Say how many lines include the word "peccatum". Reply with nothing but the number.

[Data records]

- - -

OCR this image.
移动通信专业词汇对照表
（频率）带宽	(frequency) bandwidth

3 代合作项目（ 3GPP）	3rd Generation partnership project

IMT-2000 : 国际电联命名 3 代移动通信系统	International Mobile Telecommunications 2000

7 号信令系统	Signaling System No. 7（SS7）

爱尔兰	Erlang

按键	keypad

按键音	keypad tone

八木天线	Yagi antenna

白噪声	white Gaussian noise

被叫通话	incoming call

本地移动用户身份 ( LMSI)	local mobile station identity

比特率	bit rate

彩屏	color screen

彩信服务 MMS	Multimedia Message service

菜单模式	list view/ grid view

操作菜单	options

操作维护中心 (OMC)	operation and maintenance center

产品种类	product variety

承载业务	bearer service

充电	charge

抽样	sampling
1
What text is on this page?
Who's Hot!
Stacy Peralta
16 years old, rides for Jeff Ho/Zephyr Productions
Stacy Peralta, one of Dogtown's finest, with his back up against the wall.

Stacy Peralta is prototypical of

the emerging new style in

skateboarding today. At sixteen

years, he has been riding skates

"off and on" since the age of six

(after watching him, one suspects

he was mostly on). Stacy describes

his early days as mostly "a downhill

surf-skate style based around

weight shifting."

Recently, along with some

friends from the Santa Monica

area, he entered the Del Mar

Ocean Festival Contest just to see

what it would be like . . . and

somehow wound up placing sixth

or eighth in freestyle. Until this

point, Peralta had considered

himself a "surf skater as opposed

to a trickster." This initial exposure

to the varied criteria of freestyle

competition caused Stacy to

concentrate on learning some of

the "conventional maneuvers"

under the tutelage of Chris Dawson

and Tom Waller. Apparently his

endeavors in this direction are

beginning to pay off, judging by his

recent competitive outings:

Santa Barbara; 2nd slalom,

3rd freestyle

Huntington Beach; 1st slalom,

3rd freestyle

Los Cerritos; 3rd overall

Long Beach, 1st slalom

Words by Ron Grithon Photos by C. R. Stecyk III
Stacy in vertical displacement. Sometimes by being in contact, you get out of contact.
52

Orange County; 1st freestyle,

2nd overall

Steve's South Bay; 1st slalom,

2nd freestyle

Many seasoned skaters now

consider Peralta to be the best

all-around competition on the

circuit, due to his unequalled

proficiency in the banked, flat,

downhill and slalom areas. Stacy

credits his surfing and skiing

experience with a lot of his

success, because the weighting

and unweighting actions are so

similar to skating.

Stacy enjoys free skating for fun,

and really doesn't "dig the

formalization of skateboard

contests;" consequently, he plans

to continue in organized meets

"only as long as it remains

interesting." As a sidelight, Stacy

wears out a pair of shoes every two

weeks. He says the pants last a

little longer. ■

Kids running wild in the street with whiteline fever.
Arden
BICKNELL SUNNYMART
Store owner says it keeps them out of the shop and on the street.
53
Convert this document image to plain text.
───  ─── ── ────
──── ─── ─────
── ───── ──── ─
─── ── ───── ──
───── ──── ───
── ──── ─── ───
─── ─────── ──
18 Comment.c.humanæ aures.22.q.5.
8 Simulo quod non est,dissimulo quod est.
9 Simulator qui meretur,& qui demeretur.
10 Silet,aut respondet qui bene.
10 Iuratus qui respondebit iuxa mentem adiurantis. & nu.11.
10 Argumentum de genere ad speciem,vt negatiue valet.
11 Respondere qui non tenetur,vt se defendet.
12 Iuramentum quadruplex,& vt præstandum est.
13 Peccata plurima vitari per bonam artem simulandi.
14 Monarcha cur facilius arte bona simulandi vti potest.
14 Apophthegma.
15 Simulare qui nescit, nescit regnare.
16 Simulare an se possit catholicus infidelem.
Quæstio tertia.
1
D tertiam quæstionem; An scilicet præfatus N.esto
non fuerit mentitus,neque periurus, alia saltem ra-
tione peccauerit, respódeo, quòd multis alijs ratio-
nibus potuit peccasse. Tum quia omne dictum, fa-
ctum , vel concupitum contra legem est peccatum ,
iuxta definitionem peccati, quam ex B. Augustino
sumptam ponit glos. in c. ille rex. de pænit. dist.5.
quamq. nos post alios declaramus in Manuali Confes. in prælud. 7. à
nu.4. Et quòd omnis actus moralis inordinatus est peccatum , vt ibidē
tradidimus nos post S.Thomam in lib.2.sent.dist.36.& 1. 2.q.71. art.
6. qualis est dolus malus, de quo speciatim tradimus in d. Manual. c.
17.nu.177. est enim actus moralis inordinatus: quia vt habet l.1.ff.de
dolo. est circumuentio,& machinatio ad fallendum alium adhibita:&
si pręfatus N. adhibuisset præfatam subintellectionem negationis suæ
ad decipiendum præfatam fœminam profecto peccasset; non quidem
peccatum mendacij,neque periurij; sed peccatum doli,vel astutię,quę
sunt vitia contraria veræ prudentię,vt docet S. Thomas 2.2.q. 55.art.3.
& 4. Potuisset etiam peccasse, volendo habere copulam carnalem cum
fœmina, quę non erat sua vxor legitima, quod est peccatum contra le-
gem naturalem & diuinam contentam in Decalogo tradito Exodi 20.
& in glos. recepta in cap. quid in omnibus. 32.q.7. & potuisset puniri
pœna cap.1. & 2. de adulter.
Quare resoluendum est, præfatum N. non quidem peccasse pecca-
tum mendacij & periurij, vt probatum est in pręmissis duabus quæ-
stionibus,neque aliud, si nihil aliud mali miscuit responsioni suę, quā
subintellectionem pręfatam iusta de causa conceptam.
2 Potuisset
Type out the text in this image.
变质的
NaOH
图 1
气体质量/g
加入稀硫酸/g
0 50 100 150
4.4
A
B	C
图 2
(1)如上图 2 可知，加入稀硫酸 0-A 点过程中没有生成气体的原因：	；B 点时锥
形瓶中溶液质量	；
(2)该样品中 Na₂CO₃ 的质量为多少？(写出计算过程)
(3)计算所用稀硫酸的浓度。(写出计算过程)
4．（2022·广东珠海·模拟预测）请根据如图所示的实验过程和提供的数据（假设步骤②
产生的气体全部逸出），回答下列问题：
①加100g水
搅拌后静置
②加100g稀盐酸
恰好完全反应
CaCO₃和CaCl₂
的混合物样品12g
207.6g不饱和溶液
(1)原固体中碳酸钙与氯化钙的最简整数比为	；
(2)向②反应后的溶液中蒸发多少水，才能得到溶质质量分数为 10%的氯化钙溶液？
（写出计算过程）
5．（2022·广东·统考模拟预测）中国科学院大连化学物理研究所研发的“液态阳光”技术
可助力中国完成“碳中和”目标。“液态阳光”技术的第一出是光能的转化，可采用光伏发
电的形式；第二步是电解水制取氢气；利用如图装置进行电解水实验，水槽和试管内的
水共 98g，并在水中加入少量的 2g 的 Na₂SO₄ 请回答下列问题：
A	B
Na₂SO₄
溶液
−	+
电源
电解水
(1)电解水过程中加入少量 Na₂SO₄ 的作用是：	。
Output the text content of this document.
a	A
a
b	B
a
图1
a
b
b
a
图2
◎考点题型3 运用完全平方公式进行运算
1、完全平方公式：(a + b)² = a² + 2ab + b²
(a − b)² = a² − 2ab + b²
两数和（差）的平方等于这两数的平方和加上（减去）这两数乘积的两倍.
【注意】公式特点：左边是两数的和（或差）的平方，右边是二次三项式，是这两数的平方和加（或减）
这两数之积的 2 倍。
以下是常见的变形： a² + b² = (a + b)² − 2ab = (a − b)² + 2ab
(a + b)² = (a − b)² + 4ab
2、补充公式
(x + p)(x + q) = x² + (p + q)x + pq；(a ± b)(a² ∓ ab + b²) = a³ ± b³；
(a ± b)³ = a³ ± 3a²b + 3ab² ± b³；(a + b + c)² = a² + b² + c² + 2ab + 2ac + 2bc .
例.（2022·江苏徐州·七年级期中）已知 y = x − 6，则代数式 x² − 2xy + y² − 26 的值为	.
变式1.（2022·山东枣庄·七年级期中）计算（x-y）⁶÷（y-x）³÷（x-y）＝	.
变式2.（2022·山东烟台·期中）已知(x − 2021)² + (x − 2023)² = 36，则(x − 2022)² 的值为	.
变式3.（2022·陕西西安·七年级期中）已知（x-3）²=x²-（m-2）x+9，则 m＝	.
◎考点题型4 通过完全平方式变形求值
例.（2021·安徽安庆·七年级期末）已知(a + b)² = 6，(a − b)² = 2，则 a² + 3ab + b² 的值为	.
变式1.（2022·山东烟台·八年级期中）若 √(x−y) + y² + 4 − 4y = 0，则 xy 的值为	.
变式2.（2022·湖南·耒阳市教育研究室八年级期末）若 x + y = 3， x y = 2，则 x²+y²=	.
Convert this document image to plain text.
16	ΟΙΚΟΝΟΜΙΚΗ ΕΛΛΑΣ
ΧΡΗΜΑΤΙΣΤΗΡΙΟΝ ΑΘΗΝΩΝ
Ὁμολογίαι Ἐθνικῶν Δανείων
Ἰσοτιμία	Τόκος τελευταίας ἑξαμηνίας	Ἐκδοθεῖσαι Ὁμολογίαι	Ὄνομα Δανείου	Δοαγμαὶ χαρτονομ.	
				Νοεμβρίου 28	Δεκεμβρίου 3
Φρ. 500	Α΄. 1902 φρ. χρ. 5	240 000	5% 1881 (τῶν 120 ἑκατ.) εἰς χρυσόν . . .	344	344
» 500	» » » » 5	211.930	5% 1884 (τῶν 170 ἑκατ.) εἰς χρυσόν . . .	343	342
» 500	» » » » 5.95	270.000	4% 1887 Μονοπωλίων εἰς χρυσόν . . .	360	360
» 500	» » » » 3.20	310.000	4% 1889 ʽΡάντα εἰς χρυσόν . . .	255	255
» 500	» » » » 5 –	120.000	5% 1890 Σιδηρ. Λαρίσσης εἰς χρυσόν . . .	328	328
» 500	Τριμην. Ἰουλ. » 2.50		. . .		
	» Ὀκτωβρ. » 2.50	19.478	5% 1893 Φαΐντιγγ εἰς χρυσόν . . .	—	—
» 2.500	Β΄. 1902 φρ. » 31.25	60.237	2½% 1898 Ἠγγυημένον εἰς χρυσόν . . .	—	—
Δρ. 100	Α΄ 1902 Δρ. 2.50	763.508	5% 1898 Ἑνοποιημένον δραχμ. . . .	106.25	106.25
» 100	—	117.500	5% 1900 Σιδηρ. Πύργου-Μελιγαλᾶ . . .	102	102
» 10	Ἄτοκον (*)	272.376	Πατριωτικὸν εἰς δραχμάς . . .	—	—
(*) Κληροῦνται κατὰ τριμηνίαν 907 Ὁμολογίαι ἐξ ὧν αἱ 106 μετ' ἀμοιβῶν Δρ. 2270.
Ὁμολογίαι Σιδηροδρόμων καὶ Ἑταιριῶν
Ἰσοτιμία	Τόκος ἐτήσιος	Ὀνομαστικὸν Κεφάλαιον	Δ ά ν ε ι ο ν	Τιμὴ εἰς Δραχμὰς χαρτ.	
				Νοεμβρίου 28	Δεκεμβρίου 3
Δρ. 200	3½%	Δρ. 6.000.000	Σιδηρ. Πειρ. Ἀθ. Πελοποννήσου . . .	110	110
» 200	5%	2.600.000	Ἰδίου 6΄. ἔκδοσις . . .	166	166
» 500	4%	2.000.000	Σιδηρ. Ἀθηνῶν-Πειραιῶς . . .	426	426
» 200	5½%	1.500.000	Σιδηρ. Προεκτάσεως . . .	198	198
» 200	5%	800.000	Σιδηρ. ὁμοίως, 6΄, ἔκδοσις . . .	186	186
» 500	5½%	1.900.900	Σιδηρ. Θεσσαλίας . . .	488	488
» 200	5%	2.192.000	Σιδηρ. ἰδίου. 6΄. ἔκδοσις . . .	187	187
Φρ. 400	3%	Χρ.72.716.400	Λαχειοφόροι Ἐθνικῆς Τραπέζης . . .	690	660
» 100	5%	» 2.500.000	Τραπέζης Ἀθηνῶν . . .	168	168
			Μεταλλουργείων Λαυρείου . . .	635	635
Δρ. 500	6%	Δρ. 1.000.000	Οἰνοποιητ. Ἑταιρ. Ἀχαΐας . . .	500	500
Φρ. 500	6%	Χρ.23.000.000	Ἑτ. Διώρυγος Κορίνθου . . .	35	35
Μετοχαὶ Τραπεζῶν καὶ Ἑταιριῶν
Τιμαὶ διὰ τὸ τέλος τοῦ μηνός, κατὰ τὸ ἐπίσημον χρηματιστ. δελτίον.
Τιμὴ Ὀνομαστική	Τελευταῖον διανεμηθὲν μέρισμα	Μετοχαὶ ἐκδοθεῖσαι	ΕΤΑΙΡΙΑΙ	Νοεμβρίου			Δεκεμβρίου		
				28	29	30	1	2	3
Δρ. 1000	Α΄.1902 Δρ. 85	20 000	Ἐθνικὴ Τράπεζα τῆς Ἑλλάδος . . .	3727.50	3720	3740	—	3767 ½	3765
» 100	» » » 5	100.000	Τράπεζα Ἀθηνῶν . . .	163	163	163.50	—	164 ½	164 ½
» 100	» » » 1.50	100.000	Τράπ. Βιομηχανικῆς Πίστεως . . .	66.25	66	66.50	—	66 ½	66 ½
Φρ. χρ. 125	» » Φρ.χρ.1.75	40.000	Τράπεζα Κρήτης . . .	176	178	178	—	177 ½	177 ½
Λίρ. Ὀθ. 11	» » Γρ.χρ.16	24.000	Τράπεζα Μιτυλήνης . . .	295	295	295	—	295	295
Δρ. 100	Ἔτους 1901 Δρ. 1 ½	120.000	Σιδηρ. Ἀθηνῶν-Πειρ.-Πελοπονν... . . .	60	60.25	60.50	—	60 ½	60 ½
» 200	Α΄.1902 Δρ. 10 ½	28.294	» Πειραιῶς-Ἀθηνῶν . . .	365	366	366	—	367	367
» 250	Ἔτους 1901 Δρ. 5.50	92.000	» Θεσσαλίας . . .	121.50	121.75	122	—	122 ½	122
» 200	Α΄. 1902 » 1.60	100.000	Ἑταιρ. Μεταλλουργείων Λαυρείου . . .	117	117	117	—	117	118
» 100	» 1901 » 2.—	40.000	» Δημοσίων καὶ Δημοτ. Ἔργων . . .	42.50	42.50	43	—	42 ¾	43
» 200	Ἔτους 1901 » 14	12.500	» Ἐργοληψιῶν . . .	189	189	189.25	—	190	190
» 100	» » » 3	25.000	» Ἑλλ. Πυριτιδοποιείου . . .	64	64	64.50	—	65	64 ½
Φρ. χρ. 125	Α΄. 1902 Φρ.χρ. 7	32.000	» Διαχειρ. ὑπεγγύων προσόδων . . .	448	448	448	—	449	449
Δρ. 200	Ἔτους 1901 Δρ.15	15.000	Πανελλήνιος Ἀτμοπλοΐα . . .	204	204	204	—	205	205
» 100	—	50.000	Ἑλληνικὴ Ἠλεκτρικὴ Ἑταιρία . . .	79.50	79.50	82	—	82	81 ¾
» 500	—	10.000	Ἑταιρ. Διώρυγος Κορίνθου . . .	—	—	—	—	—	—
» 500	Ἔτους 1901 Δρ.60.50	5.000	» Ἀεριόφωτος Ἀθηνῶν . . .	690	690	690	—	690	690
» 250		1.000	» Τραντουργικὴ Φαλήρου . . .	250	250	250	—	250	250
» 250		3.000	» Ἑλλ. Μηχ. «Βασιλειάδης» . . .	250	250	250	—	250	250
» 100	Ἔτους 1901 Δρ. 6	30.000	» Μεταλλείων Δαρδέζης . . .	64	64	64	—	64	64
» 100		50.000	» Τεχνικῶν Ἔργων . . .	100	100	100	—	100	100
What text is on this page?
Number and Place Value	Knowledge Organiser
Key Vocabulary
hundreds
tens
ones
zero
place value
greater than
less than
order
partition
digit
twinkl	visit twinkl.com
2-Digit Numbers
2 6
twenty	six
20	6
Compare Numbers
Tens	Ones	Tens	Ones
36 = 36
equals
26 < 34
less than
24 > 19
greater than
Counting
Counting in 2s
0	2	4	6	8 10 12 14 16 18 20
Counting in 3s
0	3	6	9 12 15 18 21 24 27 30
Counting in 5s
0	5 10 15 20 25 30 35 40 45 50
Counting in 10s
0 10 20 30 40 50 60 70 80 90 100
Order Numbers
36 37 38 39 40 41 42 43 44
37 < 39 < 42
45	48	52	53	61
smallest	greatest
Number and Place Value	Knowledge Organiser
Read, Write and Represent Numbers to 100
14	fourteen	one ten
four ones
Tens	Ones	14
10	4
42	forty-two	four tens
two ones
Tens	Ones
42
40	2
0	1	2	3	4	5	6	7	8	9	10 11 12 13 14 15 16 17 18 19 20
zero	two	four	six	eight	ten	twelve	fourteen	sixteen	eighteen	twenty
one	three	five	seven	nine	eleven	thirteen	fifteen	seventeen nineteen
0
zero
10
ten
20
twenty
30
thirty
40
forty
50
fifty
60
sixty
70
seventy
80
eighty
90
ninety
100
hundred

- - -

__Solved problem__
4